Collected data entries
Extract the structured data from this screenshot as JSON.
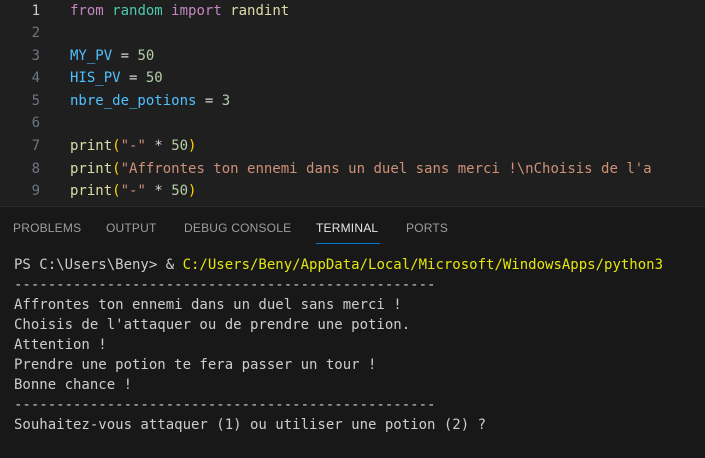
{
  "editor": {
    "lines": [
      {
        "n": "1",
        "tokens": [
          {
            "t": "from",
            "c": "kw"
          },
          {
            "t": " ",
            "c": "op"
          },
          {
            "t": "random",
            "c": "mod"
          },
          {
            "t": " ",
            "c": "op"
          },
          {
            "t": "import",
            "c": "kw"
          },
          {
            "t": " ",
            "c": "op"
          },
          {
            "t": "randint",
            "c": "fn"
          }
        ]
      },
      {
        "n": "2",
        "tokens": []
      },
      {
        "n": "3",
        "tokens": [
          {
            "t": "MY_PV",
            "c": "var"
          },
          {
            "t": " = ",
            "c": "op"
          },
          {
            "t": "50",
            "c": "num"
          }
        ]
      },
      {
        "n": "4",
        "tokens": [
          {
            "t": "HIS_PV",
            "c": "var"
          },
          {
            "t": " = ",
            "c": "op"
          },
          {
            "t": "50",
            "c": "num"
          }
        ]
      },
      {
        "n": "5",
        "tokens": [
          {
            "t": "nbre_de_potions",
            "c": "var"
          },
          {
            "t": " = ",
            "c": "op"
          },
          {
            "t": "3",
            "c": "num"
          }
        ]
      },
      {
        "n": "6",
        "tokens": []
      },
      {
        "n": "7",
        "tokens": [
          {
            "t": "print",
            "c": "fn"
          },
          {
            "t": "(",
            "c": "p1"
          },
          {
            "t": "\"-\"",
            "c": "str"
          },
          {
            "t": " * ",
            "c": "op"
          },
          {
            "t": "50",
            "c": "num"
          },
          {
            "t": ")",
            "c": "p1"
          }
        ]
      },
      {
        "n": "8",
        "tokens": [
          {
            "t": "print",
            "c": "fn"
          },
          {
            "t": "(",
            "c": "p1"
          },
          {
            "t": "\"Affrontes ton ennemi dans un duel sans merci !\\nChoisis de l'a",
            "c": "str"
          }
        ]
      },
      {
        "n": "9",
        "tokens": [
          {
            "t": "print",
            "c": "fn"
          },
          {
            "t": "(",
            "c": "p1"
          },
          {
            "t": "\"-\"",
            "c": "str"
          },
          {
            "t": " * ",
            "c": "op"
          },
          {
            "t": "50",
            "c": "num"
          },
          {
            "t": ")",
            "c": "p1"
          }
        ]
      }
    ]
  },
  "panel": {
    "tabs": [
      {
        "label": "PROBLEMS",
        "active": false
      },
      {
        "label": "OUTPUT",
        "active": false
      },
      {
        "label": "DEBUG CONSOLE",
        "active": false
      },
      {
        "label": "TERMINAL",
        "active": true
      },
      {
        "label": "PORTS",
        "active": false
      }
    ]
  },
  "terminal": {
    "prompt": "PS C:\\Users\\Beny> & ",
    "command_path": "C:/Users/Beny/AppData/Local/Microsoft/WindowsApps/python3",
    "output": [
      "--------------------------------------------------",
      "Affrontes ton ennemi dans un duel sans merci !",
      "Choisis de l'attaquer ou de prendre une potion.",
      "Attention !",
      "Prendre une potion te fera passer un tour !",
      "Bonne chance !",
      "--------------------------------------------------",
      "Souhaitez-vous attaquer (1) ou utiliser une potion (2) ?"
    ]
  },
  "colors": {
    "editor_bg": "#1f1f1f",
    "panel_bg": "#181818",
    "accent": "#0078d4",
    "path": "#e5e510"
  }
}
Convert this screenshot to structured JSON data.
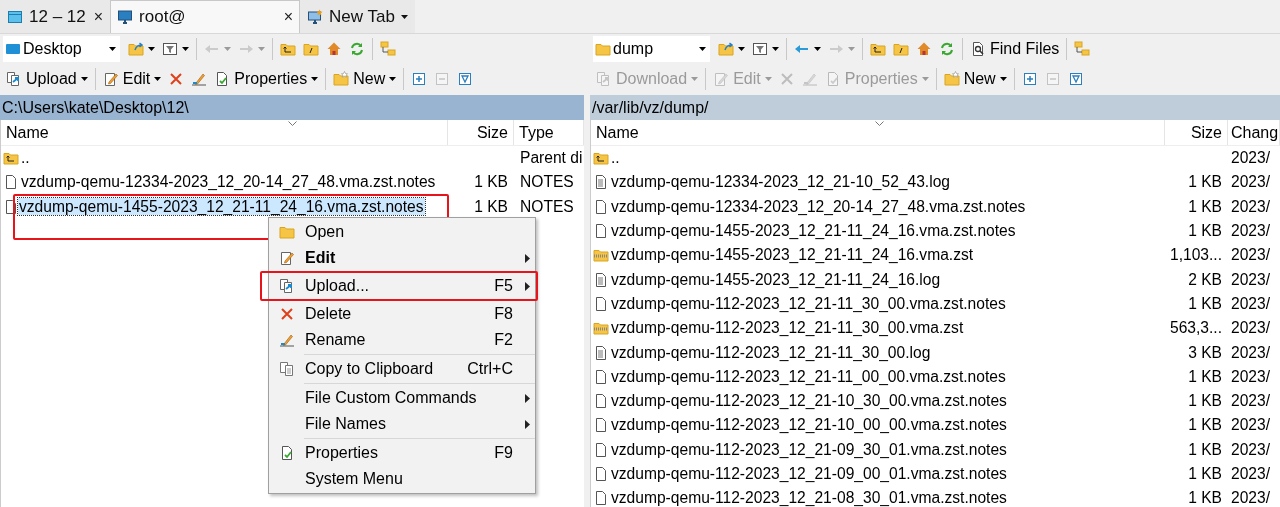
{
  "tabs": [
    {
      "kind": "window",
      "label": "12 – 12",
      "close": "×",
      "selected": false
    },
    {
      "kind": "monitor",
      "label": "root@",
      "close": "×",
      "selected": true
    },
    {
      "kind": "newtab",
      "label": "New Tab",
      "dropdown": true,
      "selected": false
    }
  ],
  "panels": [
    {
      "active": true,
      "toolbar_1": [
        {
          "kind": "desktop",
          "label": "Desktop"
        },
        {
          "kind": "opendir",
          "dropdown": true,
          "disabled": false
        },
        {
          "kind": "filter",
          "dropdown": true,
          "disabled": false
        },
        {
          "kind": "separator"
        },
        {
          "kind": "back",
          "dropdown": true,
          "disabled": true
        },
        {
          "kind": "forward",
          "dropdown": true,
          "disabled": true
        },
        {
          "kind": "separator"
        },
        {
          "kind": "parent",
          "disabled": false
        },
        {
          "kind": "root",
          "disabled": false
        },
        {
          "kind": "home",
          "disabled": false
        },
        {
          "kind": "refresh",
          "disabled": false
        },
        {
          "kind": "separator"
        },
        {
          "kind": "tree",
          "disabled": false
        }
      ],
      "toolbar_2": [
        {
          "kind": "transfer",
          "label": "Upload",
          "dropdown": true,
          "disabled": false
        },
        {
          "kind": "separator"
        },
        {
          "kind": "edit",
          "label": "Edit",
          "dropdown": true,
          "disabled": false
        },
        {
          "kind": "delete",
          "disabled": false
        },
        {
          "kind": "rename",
          "disabled": false
        },
        {
          "kind": "properties",
          "label": "Properties",
          "dropdown": true,
          "disabled": false
        },
        {
          "kind": "separator"
        },
        {
          "kind": "newitem",
          "label": "New",
          "dropdown": true,
          "disabled": false
        },
        {
          "kind": "separator"
        },
        {
          "kind": "plus",
          "disabled": false
        },
        {
          "kind": "minus",
          "disabled": true
        },
        {
          "kind": "select",
          "disabled": false
        }
      ],
      "path": "C:\\Users\\kate\\Desktop\\12\\",
      "columns": [
        "Name",
        "Size",
        "Type"
      ],
      "rows": [
        {
          "kind": "parent",
          "name": "..",
          "type": "Parent di",
          "selected": false,
          "highlighted": false
        },
        {
          "kind": "file",
          "name": "vzdump-qemu-12334-2023_12_20-14_27_48.vma.zst.notes",
          "size": "1 KB",
          "type": "NOTES",
          "selected": false,
          "highlighted": false
        },
        {
          "kind": "file",
          "name": "vzdump-qemu-1455-2023_12_21-11_24_16.vma.zst.notes",
          "size": "1 KB",
          "type": "NOTES",
          "selected": true,
          "highlighted": true
        }
      ]
    },
    {
      "active": false,
      "toolbar_1": [
        {
          "kind": "folder",
          "label": "dump"
        },
        {
          "kind": "opendir",
          "dropdown": true,
          "disabled": false
        },
        {
          "kind": "filter",
          "dropdown": true,
          "disabled": false
        },
        {
          "kind": "separator"
        },
        {
          "kind": "back",
          "dropdown": true,
          "disabled": false
        },
        {
          "kind": "forward",
          "dropdown": true,
          "disabled": true
        },
        {
          "kind": "separator"
        },
        {
          "kind": "parent",
          "disabled": false
        },
        {
          "kind": "root",
          "disabled": false
        },
        {
          "kind": "home",
          "disabled": false
        },
        {
          "kind": "refresh",
          "disabled": false
        },
        {
          "kind": "separator"
        },
        {
          "kind": "find",
          "label": "Find Files",
          "disabled": false
        },
        {
          "kind": "separator"
        },
        {
          "kind": "tree",
          "disabled": false
        }
      ],
      "toolbar_2": [
        {
          "kind": "transfer",
          "label": "Download",
          "dropdown": true,
          "disabled": true
        },
        {
          "kind": "separator"
        },
        {
          "kind": "edit",
          "label": "Edit",
          "dropdown": true,
          "disabled": true
        },
        {
          "kind": "delete",
          "disabled": true
        },
        {
          "kind": "rename",
          "disabled": true
        },
        {
          "kind": "properties",
          "label": "Properties",
          "dropdown": true,
          "disabled": true
        },
        {
          "kind": "separator"
        },
        {
          "kind": "newitem",
          "label": "New",
          "dropdown": true,
          "disabled": false
        },
        {
          "kind": "separator"
        },
        {
          "kind": "plus",
          "disabled": false
        },
        {
          "kind": "minus",
          "disabled": true
        },
        {
          "kind": "select",
          "disabled": false
        }
      ],
      "path": "/var/lib/vz/dump/",
      "columns": [
        "Name",
        "Size",
        "Chang"
      ],
      "rows": [
        {
          "kind": "parent",
          "name": "..",
          "changed": "2023/",
          "selected": false
        },
        {
          "kind": "log",
          "name": "vzdump-qemu-12334-2023_12_21-10_52_43.log",
          "size": "1 KB",
          "changed": "2023/",
          "selected": false
        },
        {
          "kind": "file",
          "name": "vzdump-qemu-12334-2023_12_20-14_27_48.vma.zst.notes",
          "size": "1 KB",
          "changed": "2023/",
          "selected": false
        },
        {
          "kind": "file",
          "name": "vzdump-qemu-1455-2023_12_21-11_24_16.vma.zst.notes",
          "size": "1 KB",
          "changed": "2023/",
          "selected": false
        },
        {
          "kind": "archive",
          "name": "vzdump-qemu-1455-2023_12_21-11_24_16.vma.zst",
          "size": "1,103...",
          "changed": "2023/",
          "selected": false
        },
        {
          "kind": "log",
          "name": "vzdump-qemu-1455-2023_12_21-11_24_16.log",
          "size": "2 KB",
          "changed": "2023/",
          "selected": false
        },
        {
          "kind": "file",
          "name": "vzdump-qemu-112-2023_12_21-11_30_00.vma.zst.notes",
          "size": "1 KB",
          "changed": "2023/",
          "selected": false
        },
        {
          "kind": "archive",
          "name": "vzdump-qemu-112-2023_12_21-11_30_00.vma.zst",
          "size": "563,3...",
          "changed": "2023/",
          "selected": false
        },
        {
          "kind": "log",
          "name": "vzdump-qemu-112-2023_12_21-11_30_00.log",
          "size": "3 KB",
          "changed": "2023/",
          "selected": false
        },
        {
          "kind": "file",
          "name": "vzdump-qemu-112-2023_12_21-11_00_00.vma.zst.notes",
          "size": "1 KB",
          "changed": "2023/",
          "selected": false
        },
        {
          "kind": "file",
          "name": "vzdump-qemu-112-2023_12_21-10_30_00.vma.zst.notes",
          "size": "1 KB",
          "changed": "2023/",
          "selected": false
        },
        {
          "kind": "file",
          "name": "vzdump-qemu-112-2023_12_21-10_00_00.vma.zst.notes",
          "size": "1 KB",
          "changed": "2023/",
          "selected": false
        },
        {
          "kind": "file",
          "name": "vzdump-qemu-112-2023_12_21-09_30_01.vma.zst.notes",
          "size": "1 KB",
          "changed": "2023/",
          "selected": false
        },
        {
          "kind": "file",
          "name": "vzdump-qemu-112-2023_12_21-09_00_01.vma.zst.notes",
          "size": "1 KB",
          "changed": "2023/",
          "selected": false
        },
        {
          "kind": "file",
          "name": "vzdump-qemu-112-2023_12_21-08_30_01.vma.zst.notes",
          "size": "1 KB",
          "changed": "2023/",
          "selected": false
        }
      ]
    }
  ],
  "context_menu": [
    {
      "kind": "open",
      "label": "Open",
      "bold": false,
      "submenu": false,
      "highlighted": false
    },
    {
      "kind": "edit",
      "label": "Edit",
      "bold": true,
      "submenu": true,
      "highlighted": false
    },
    {
      "kind": "transfer",
      "label": "Upload...",
      "shortcut": "F5",
      "bold": false,
      "submenu": true,
      "highlighted": true
    },
    {
      "kind": "delete",
      "label": "Delete",
      "shortcut": "F8",
      "bold": false,
      "submenu": false,
      "highlighted": false
    },
    {
      "kind": "rename",
      "label": "Rename",
      "shortcut": "F2",
      "bold": false,
      "submenu": false,
      "highlighted": false
    },
    {
      "kind": "separator"
    },
    {
      "kind": "copy",
      "label": "Copy to Clipboard",
      "shortcut": "Ctrl+C",
      "bold": false,
      "submenu": false,
      "highlighted": false
    },
    {
      "kind": "separator"
    },
    {
      "kind": "plain",
      "label": "File Custom Commands",
      "bold": false,
      "submenu": true,
      "highlighted": false
    },
    {
      "kind": "plain",
      "label": "File Names",
      "bold": false,
      "submenu": true,
      "highlighted": false
    },
    {
      "kind": "separator"
    },
    {
      "kind": "properties",
      "label": "Properties",
      "shortcut": "F9",
      "bold": false,
      "submenu": false,
      "highlighted": false
    },
    {
      "kind": "plain",
      "label": "System Menu",
      "bold": false,
      "submenu": false,
      "highlighted": false
    }
  ]
}
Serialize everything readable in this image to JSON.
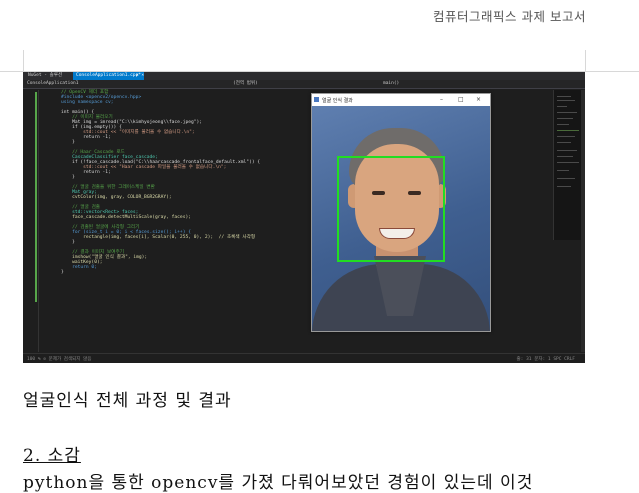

WORK REQUIRED
Keep only the lines that hold the string "Beny", and copy them out.

RESULT OF THE TASK
    "prompt": "PS C:\\Users\\Beny> & ",
    "command_path": "C:/Users/Beny/AppData/Local/Microsoft/WindowsApps/python3",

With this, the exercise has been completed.